PROBLEM STATEMENT: Find the string "会计专业学位" in the records. Copy every line it appears in.

PROVIDED MATERIAL:
>>
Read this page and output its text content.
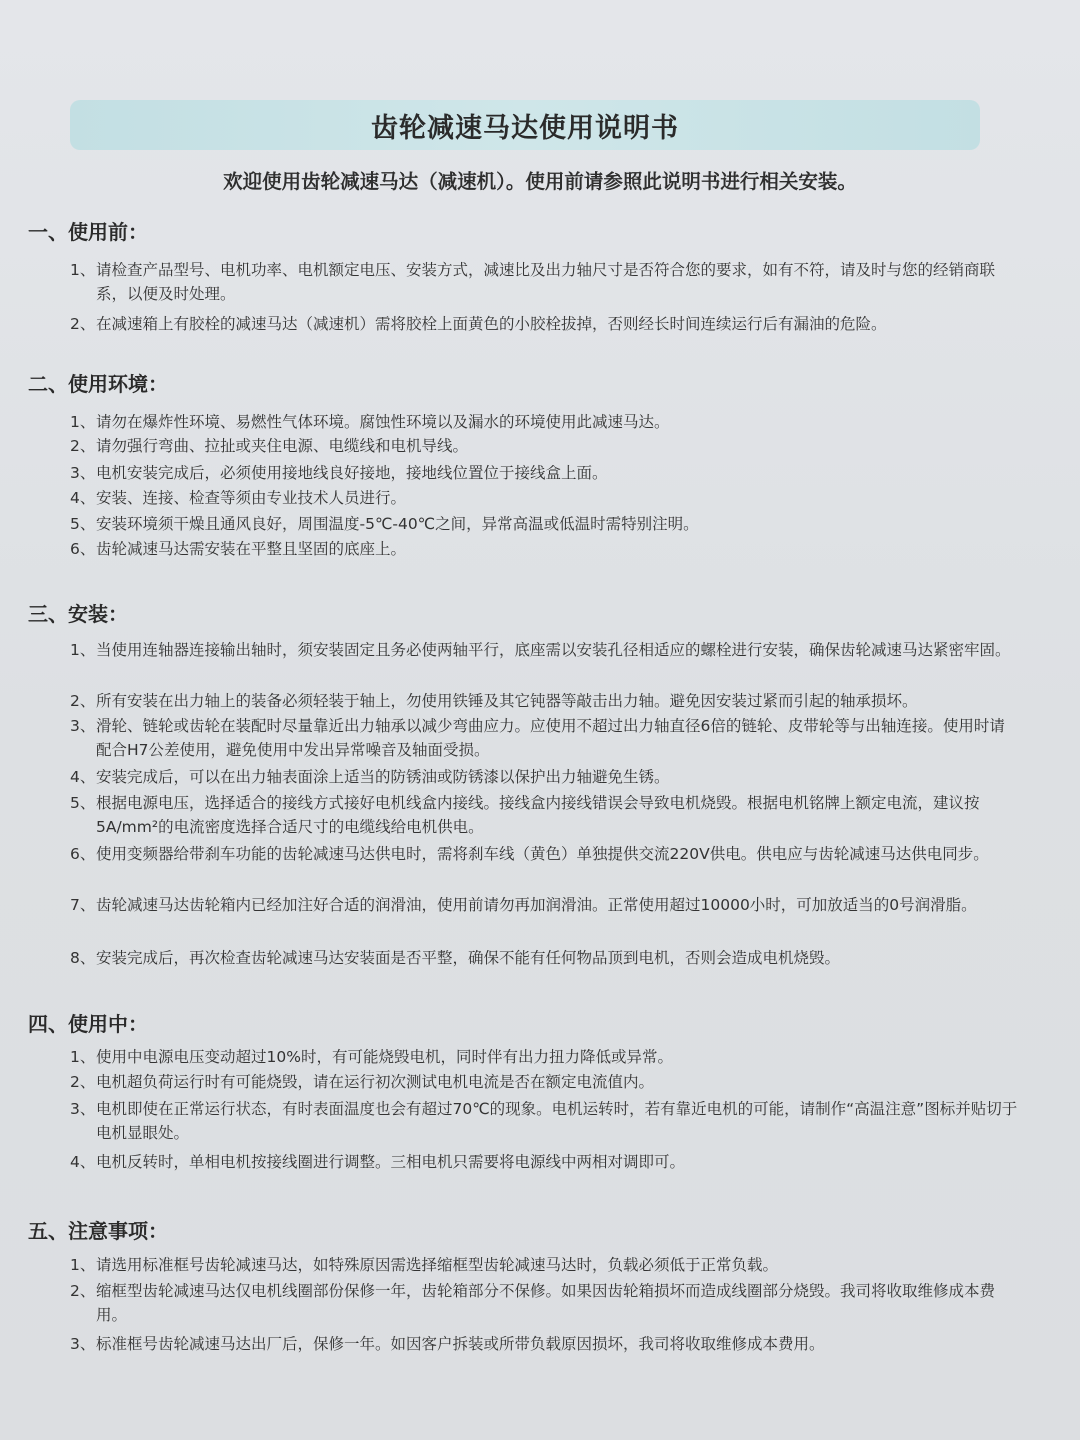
齿轮减速马达使用说明书
欢迎使用齿轮减速马达（减速机）。使用前请参照此说明书进行相关安装。
一、使用前：
1、 请检查产品型号、电机功率、电机额定电压、安装方式，减速比及出力轴尺寸是否符合您的要求，如有不符，请及时与您的经销商联系，以便及时处理。
2、 在减速箱上有胶栓的减速马达（减速机）需将胶栓上面黄色的小胶栓拔掉，否则经长时间连续运行后有漏油的危险。
二、使用环境：
1、 请勿在爆炸性环境、易燃性气体环境。腐蚀性环境以及漏水的环境使用此减速马达。
2、 请勿强行弯曲、拉扯或夹住电源、电缆线和电机导线。
3、 电机安装完成后，必须使用接地线良好接地，接地线位置位于接线盒上面。
4、 安装、连接、检查等须由专业技术人员进行。
5、 安装环境须干燥且通风良好，周围温度-5℃-40℃之间，异常高温或低温时需特别注明。
6、 齿轮减速马达需安装在平整且坚固的底座上。
三、安装：
1、 当使用连轴器连接输出轴时，须安装固定且务必使两轴平行，底座需以安装孔径相适应的螺栓进行安装，确保齿轮减速马达紧密牢固。
2、 所有安装在出力轴上的装备必须轻装于轴上，勿使用铁锤及其它钝器等敲击出力轴。避免因安装过紧而引起的轴承损坏。
3、 滑轮、链轮或齿轮在装配时尽量靠近出力轴承以减少弯曲应力。应使用不超过出力轴直径6倍的链轮、皮带轮等与出轴连接。使用时请配合H7公差使用，避免使用中发出异常噪音及轴面受损。
4、 安装完成后，可以在出力轴表面涂上适当的防锈油或防锈漆以保护出力轴避免生锈。
5、 根据电源电压，选择适合的接线方式接好电机线盒内接线。接线盒内接线错误会导致电机烧毁。根据电机铭牌上额定电流，建议按5A/mm²的电流密度选择合适尺寸的电缆线给电机供电。
6、 使用变频器给带刹车功能的齿轮减速马达供电时，需将刹车线（黄色）单独提供交流220V供电。供电应与齿轮减速马达供电同步。
7、 齿轮减速马达齿轮箱内已经加注好合适的润滑油，使用前请勿再加润滑油。正常使用超过10000小时，可加放适当的0号润滑脂。
8、 安装完成后，再次检查齿轮减速马达安装面是否平整，确保不能有任何物品顶到电机，否则会造成电机烧毁。
四、使用中：
1、 使用中电源电压变动超过10%时，有可能烧毁电机，同时伴有出力扭力降低或异常。
2、 电机超负荷运行时有可能烧毁，请在运行初次测试电机电流是否在额定电流值内。
3、 电机即使在正常运行状态，有时表面温度也会有超过70℃的现象。电机运转时，若有靠近电机的可能，请制作“高温注意”图标并贴切于电机显眼处。
4、 电机反转时，单相电机按接线圈进行调整。三相电机只需要将电源线中两相对调即可。
五、注意事项：
1、 请选用标准框号齿轮减速马达，如特殊原因需选择缩框型齿轮减速马达时，负载必须低于正常负载。
2、 缩框型齿轮减速马达仅电机线圈部份保修一年，齿轮箱部分不保修。如果因齿轮箱损坏而造成线圈部分烧毁。我司将收取维修成本费用。
3、 标准框号齿轮减速马达出厂后，保修一年。如因客户拆装或所带负载原因损坏，我司将收取维修成本费用。
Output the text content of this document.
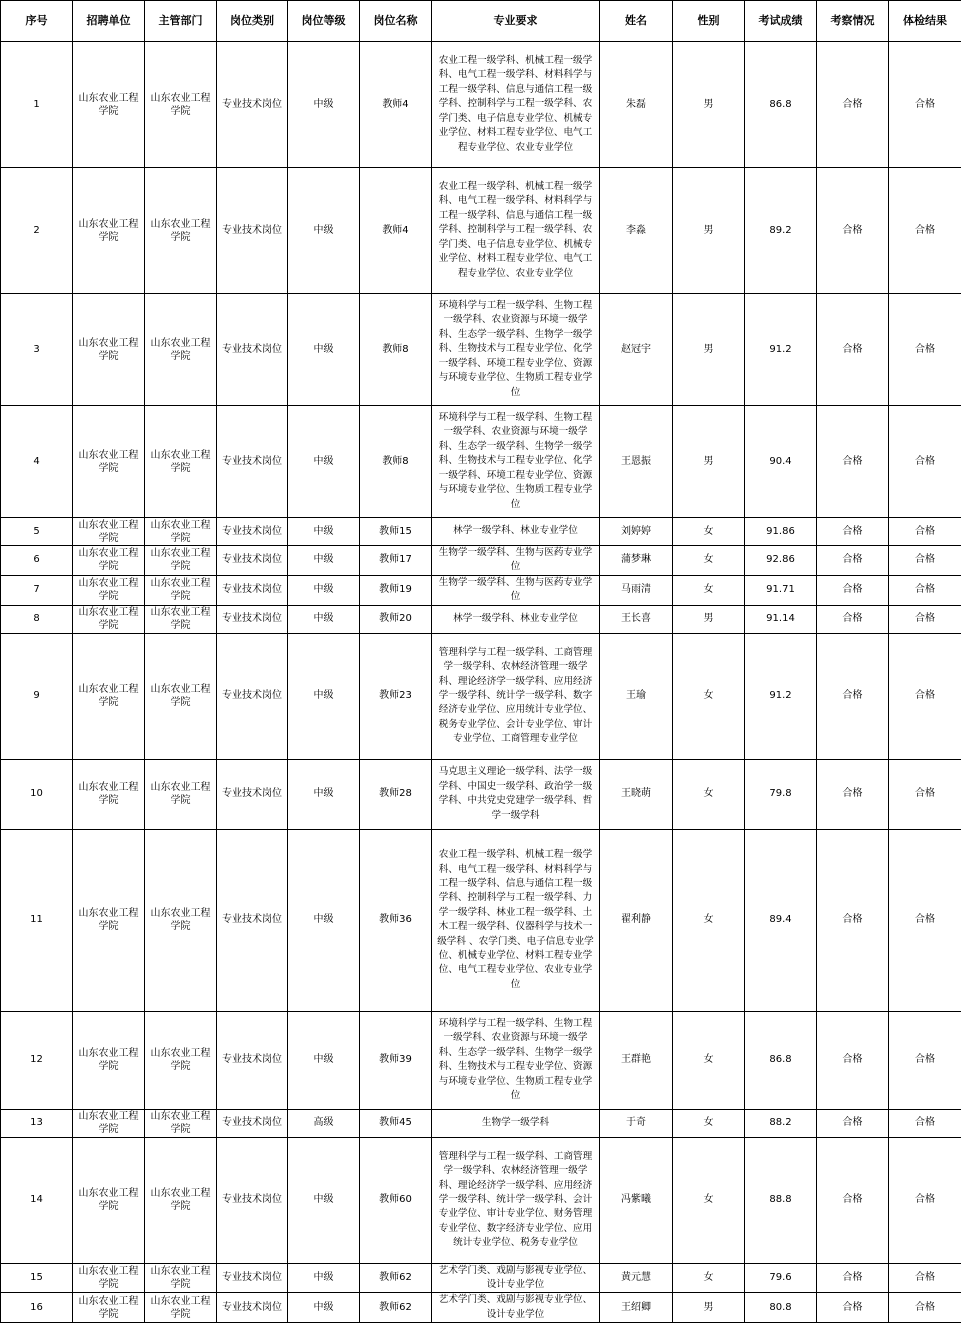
序号	招聘单位	主管部门	岗位类别	岗位等级	岗位名称	专业要求	姓名	性别	考试成绩	考察情况	体检结果
1	山东农业工程学院	山东农业工程学院	专业技术岗位	中级	教师4	农业工程一级学科、机械工程一级学科、电气工程一级学科、材料科学与工程一级学科、信息与通信工程一级学科、控制科学与工程一级学科、农学门类、电子信息专业学位、机械专业学位、材料工程专业学位、电气工程专业学位、农业专业学位	朱磊	男	86.8	合格	合格
2	山东农业工程学院	山东农业工程学院	专业技术岗位	中级	教师4	农业工程一级学科、机械工程一级学科、电气工程一级学科、材料科学与工程一级学科、信息与通信工程一级学科、控制科学与工程一级学科、农学门类、电子信息专业学位、机械专业学位、材料工程专业学位、电气工程专业学位、农业专业学位	李淼	男	89.2	合格	合格
3	山东农业工程学院	山东农业工程学院	专业技术岗位	中级	教师8	环境科学与工程一级学科、生物工程一级学科、农业资源与环境一级学科、生态学一级学科、生物学一级学科、生物技术与工程专业学位、化学一级学科、环境工程专业学位、资源与环境专业学位、生物质工程专业学位	赵冠宇	男	91.2	合格	合格
4	山东农业工程学院	山东农业工程学院	专业技术岗位	中级	教师8	环境科学与工程一级学科、生物工程一级学科、农业资源与环境一级学科、生态学一级学科、生物学一级学科、生物技术与工程专业学位、化学一级学科、环境工程专业学位、资源与环境专业学位、生物质工程专业学位	王恩振	男	90.4	合格	合格
5	山东农业工程学院	山东农业工程学院	专业技术岗位	中级	教师15	林学一级学科、林业专业学位	刘婷婷	女	91.86	合格	合格
6	山东农业工程学院	山东农业工程学院	专业技术岗位	中级	教师17	生物学一级学科、生物与医药专业学位	蒲梦琳	女	92.86	合格	合格
7	山东农业工程学院	山东农业工程学院	专业技术岗位	中级	教师19	生物学一级学科、生物与医药专业学位	马雨清	女	91.71	合格	合格
8	山东农业工程学院	山东农业工程学院	专业技术岗位	中级	教师20	林学一级学科、林业专业学位	王长喜	男	91.14	合格	合格
9	山东农业工程学院	山东农业工程学院	专业技术岗位	中级	教师23	管理科学与工程一级学科、工商管理学一级学科、农林经济管理一级学科、理论经济学一级学科、应用经济学一级学科、统计学一级学科、数字经济专业学位、应用统计专业学位、税务专业学位、会计专业学位、审计专业学位、工商管理专业学位	王瑜	女	91.2	合格	合格
10	山东农业工程学院	山东农业工程学院	专业技术岗位	中级	教师28	马克思主义理论一级学科、法学一级学科、中国史一级学科、政治学一级学科、中共党史党建学一级学科、哲学一级学科	王晓萌	女	79.8	合格	合格
11	山东农业工程学院	山东农业工程学院	专业技术岗位	中级	教师36	农业工程一级学科、机械工程一级学科、电气工程一级学科、材料科学与工程一级学科、信息与通信工程一级学科、控制科学与工程一级学科、力学一级学科、林业工程一级学科、土木工程一级学科、仪器科学与技术一级学科 、农学门类、电子信息专业学位、机械专业学位、材料工程专业学位、电气工程专业学位、农业专业学位	翟利静	女	89.4	合格	合格
12	山东农业工程学院	山东农业工程学院	专业技术岗位	中级	教师39	环境科学与工程一级学科、生物工程一级学科、农业资源与环境一级学科、生态学一级学科、生物学一级学科、生物技术与工程专业学位、资源与环境专业学位、生物质工程专业学位	王群艳	女	86.8	合格	合格
13	山东农业工程学院	山东农业工程学院	专业技术岗位	高级	教师45	生物学一级学科	于奇	女	88.2	合格	合格
14	山东农业工程学院	山东农业工程学院	专业技术岗位	中级	教师60	管理科学与工程一级学科、工商管理学一级学科、农林经济管理一级学科、理论经济学一级学科、应用经济学一级学科、统计学一级学科、会计专业学位、审计专业学位、财务管理专业学位、数字经济专业学位、应用统计专业学位、税务专业学位	冯紫曦	女	88.8	合格	合格
15	山东农业工程学院	山东农业工程学院	专业技术岗位	中级	教师62	艺术学门类、戏剧与影视专业学位、设计专业学位	黄元慧	女	79.6	合格	合格
16	山东农业工程学院	山东农业工程学院	专业技术岗位	中级	教师62	艺术学门类、戏剧与影视专业学位、设计专业学位	王绍卿	男	80.8	合格	合格
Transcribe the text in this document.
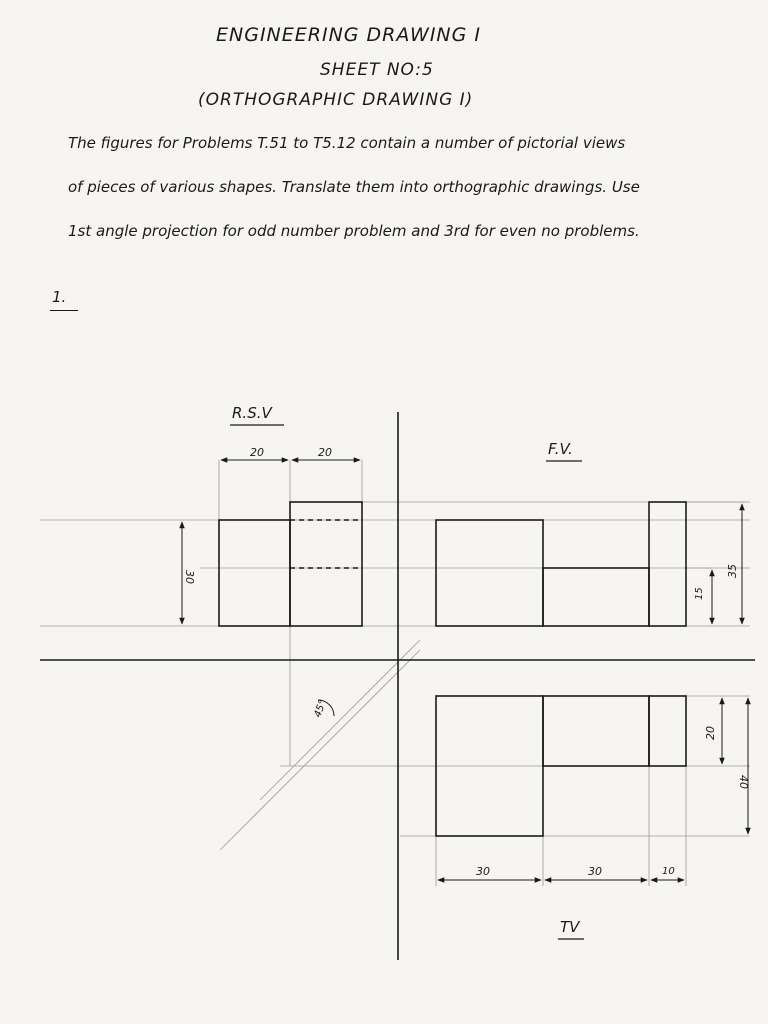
ENGINEERING DRAWING I
SHEET NO:5
(ORTHOGRAPHIC DRAWING I)
The figures for Problems T.51 to T5.12 contain a number of pictorial views
of pieces of various shapes. Translate them into orthographic drawings. Use
1st angle projection for odd number problem and 3rd for even no problems.
1.
R.S.V
F.V.
TV
20	20
30
15
35
20
40
30	30	10
45°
<<
EXERCISE OUTPUT:
9	山东农业工程学院	山东农业工程学院	专业技术岗位	中级	教师23	管理科学与工程一级学科、工商管理学一级学科、农林经济管理一级学科、理论经济学一级学科、应用经济学一级学科、统计学一级学科、数字经济专业学位、应用统计专业学位、税务专业学位、会计专业学位、审计专业学位、工商管理专业学位	王瑜	女	91.2	合格	合格
14	山东农业工程学院	山东农业工程学院	专业技术岗位	中级	教师60	管理科学与工程一级学科、工商管理学一级学科、农林经济管理一级学科、理论经济学一级学科、应用经济学一级学科、统计学一级学科、会计专业学位、审计专业学位、财务管理专业学位、数字经济专业学位、应用统计专业学位、税务专业学位	冯紫曦	女	88.8	合格	合格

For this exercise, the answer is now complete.